* _TASK OBJECTIVE_: Which lines of the records contain "Dovoz"? Collect every one of them.

[Items listed in a dataset]
---*---
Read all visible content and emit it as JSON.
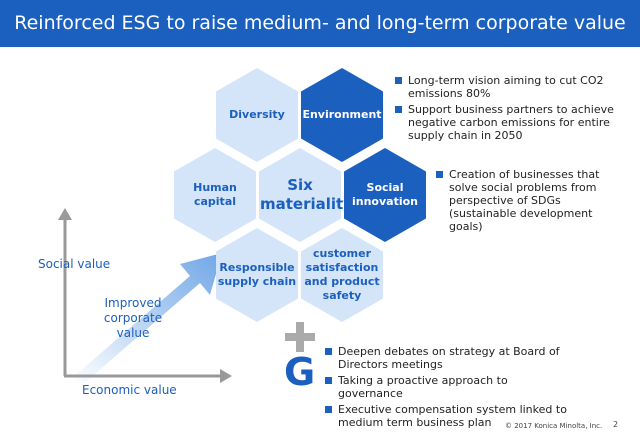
{
  "header": {
    "title": "Reinforced ESG to raise medium- and long-term corporate value"
  },
  "hexagons": [
    {
      "label": "Diversity",
      "style": "light"
    },
    {
      "label": "Environment",
      "style": "dark"
    },
    {
      "label": "Human capital",
      "style": "light"
    },
    {
      "label": "Six materiality",
      "style": "center"
    },
    {
      "label": "Social innovation",
      "style": "dark"
    },
    {
      "label": "Responsible supply chain",
      "style": "light"
    },
    {
      "label": "customer satisfaction and product safety",
      "style": "light"
    }
  ],
  "environment_notes": [
    "Long-term vision aiming to cut CO2 emissions 80%",
    "Support business partners to achieve negative carbon emissions for entire supply chain in 2050"
  ],
  "social_notes": [
    "Creation of businesses that solve social problems from perspective of SDGs (sustainable development goals)"
  ],
  "governance": {
    "letter": "G",
    "notes": [
      "Deepen debates on strategy at Board of Directors meetings",
      "Taking a proactive approach to governance",
      "Executive compensation system linked to medium term business plan"
    ]
  },
  "axes": {
    "y_label": "Social value",
    "x_label": "Economic value",
    "arrow_label": "Improved corporate value"
  },
  "footer": {
    "copyright": "© 2017 Konica Minolta, Inc.",
    "page": "2"
  }
}
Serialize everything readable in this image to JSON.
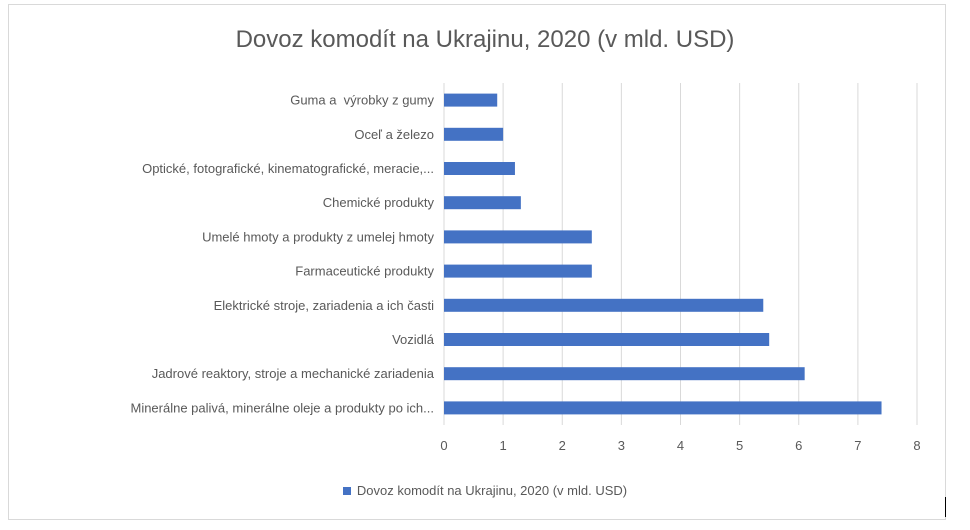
{
  "chart_data": {
    "type": "bar",
    "orientation": "horizontal",
    "title": "Dovoz komodít na Ukrajinu, 2020 (v mld. USD)",
    "categories": [
      "Guma a  výrobky z gumy",
      "Oceľ a železo",
      "Optické, fotografické, kinematografické, meracie,...",
      "Chemické produkty",
      "Umelé hmoty a produkty z umelej hmoty",
      "Farmaceutické produkty",
      "Elektrické stroje, zariadenia a ich časti",
      "Vozidlá",
      "Jadrové reaktory, stroje a mechanické zariadenia",
      "Minerálne palivá, minerálne oleje a produkty po ich..."
    ],
    "series": [
      {
        "name": "Dovoz komodít na Ukrajinu, 2020 (v mld. USD)",
        "values": [
          0.9,
          1.0,
          1.2,
          1.3,
          2.5,
          2.5,
          5.4,
          5.5,
          6.1,
          7.4
        ]
      }
    ],
    "xlim": [
      0,
      8
    ],
    "ticks": [
      "0",
      "1",
      "2",
      "3",
      "4",
      "5",
      "6",
      "7",
      "8"
    ],
    "xlabel": "",
    "ylabel": "",
    "grid": "vertical",
    "legend": "bottom",
    "colors": {
      "bar": "#4472c4",
      "grid": "#d9d9d9",
      "text": "#595959"
    }
  }
}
---*---
* _FINISHED ANSWER_:
    "title": "Dovoz komodít na Ukrajinu, 2020 (v mld. USD)",
        "name": "Dovoz komodít na Ukrajinu, 2020 (v mld. USD)",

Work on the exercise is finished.